● **Task goal**: Please rewrite the items below with "axes-frame" changed to "plot-area", keeping every other line the same.
━━━━━━━━━━━━━━━━
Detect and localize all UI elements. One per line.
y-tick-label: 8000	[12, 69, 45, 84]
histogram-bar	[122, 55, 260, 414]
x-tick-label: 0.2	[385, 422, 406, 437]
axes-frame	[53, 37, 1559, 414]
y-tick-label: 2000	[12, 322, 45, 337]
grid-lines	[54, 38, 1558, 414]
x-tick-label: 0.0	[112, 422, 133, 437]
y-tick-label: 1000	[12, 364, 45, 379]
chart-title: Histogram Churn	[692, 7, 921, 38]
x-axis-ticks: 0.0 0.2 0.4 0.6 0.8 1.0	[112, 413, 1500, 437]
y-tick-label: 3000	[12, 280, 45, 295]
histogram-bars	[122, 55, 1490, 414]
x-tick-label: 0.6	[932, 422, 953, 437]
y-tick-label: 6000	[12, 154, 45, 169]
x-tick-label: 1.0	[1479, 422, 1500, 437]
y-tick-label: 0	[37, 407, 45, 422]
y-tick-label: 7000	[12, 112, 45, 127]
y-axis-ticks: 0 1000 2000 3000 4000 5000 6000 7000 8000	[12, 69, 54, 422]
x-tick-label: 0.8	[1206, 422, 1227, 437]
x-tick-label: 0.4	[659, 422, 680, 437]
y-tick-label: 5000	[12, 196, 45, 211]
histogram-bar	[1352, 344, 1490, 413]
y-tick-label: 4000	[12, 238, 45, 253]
━━━━━━━━━━━━━━━━
● **Correct answer**:
Detect and localize all UI elements. One per line.
y-tick-label: 8000	[12, 69, 45, 84]
histogram-bar	[122, 55, 260, 414]
x-tick-label: 0.2	[385, 422, 406, 437]
plot-area	[53, 37, 1559, 414]
y-tick-label: 2000	[12, 322, 45, 337]
grid-lines	[54, 38, 1558, 414]
x-tick-label: 0.0	[112, 422, 133, 437]
y-tick-label: 1000	[12, 364, 45, 379]
chart-title: Histogram Churn	[692, 7, 921, 38]
x-axis-ticks: 0.0 0.2 0.4 0.6 0.8 1.0	[112, 413, 1500, 437]
y-tick-label: 3000	[12, 280, 45, 295]
histogram-bars	[122, 55, 1490, 414]
x-tick-label: 0.6	[932, 422, 953, 437]
y-tick-label: 6000	[12, 154, 45, 169]
x-tick-label: 1.0	[1479, 422, 1500, 437]
y-tick-label: 0	[37, 407, 45, 422]
y-tick-label: 7000	[12, 112, 45, 127]
y-axis-ticks: 0 1000 2000 3000 4000 5000 6000 7000 8000	[12, 69, 54, 422]
x-tick-label: 0.8	[1206, 422, 1227, 437]
x-tick-label: 0.4	[659, 422, 680, 437]
y-tick-label: 5000	[12, 196, 45, 211]
histogram-bar	[1352, 344, 1490, 413]
y-tick-label: 4000	[12, 238, 45, 253]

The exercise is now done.